## Material for the task
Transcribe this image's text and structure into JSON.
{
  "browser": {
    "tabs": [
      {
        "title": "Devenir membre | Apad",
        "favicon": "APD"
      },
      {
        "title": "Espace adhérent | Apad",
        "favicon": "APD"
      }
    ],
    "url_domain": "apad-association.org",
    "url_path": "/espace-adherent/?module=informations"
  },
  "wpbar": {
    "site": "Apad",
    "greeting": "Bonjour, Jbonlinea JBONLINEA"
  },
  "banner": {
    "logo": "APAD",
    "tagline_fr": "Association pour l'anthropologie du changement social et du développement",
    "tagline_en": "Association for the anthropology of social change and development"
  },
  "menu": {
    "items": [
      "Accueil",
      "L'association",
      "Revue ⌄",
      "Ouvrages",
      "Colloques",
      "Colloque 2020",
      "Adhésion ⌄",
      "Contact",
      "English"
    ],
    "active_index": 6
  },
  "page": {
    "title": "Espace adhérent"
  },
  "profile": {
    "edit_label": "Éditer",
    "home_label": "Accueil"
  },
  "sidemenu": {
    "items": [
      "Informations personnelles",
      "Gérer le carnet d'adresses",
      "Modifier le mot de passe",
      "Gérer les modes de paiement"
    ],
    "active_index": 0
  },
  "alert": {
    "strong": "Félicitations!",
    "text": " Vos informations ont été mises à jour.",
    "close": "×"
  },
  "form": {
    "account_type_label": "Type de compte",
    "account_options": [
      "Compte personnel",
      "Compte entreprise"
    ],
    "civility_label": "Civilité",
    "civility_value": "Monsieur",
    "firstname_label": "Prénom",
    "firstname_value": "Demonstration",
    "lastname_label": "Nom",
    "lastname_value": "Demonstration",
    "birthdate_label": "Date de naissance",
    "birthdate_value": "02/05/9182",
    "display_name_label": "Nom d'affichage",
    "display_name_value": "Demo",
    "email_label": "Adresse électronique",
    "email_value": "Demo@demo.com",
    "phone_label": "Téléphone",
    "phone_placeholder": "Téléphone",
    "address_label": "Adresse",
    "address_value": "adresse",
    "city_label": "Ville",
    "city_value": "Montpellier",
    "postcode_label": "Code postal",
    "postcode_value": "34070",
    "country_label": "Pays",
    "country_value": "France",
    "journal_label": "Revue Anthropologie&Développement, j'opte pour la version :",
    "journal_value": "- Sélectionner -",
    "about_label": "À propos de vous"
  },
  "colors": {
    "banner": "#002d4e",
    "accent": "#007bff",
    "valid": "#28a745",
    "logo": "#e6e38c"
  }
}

## Given instruction
What is the number of lines in the listing above that contain the string "adhérent"? Give only the number.

## Exercise result
2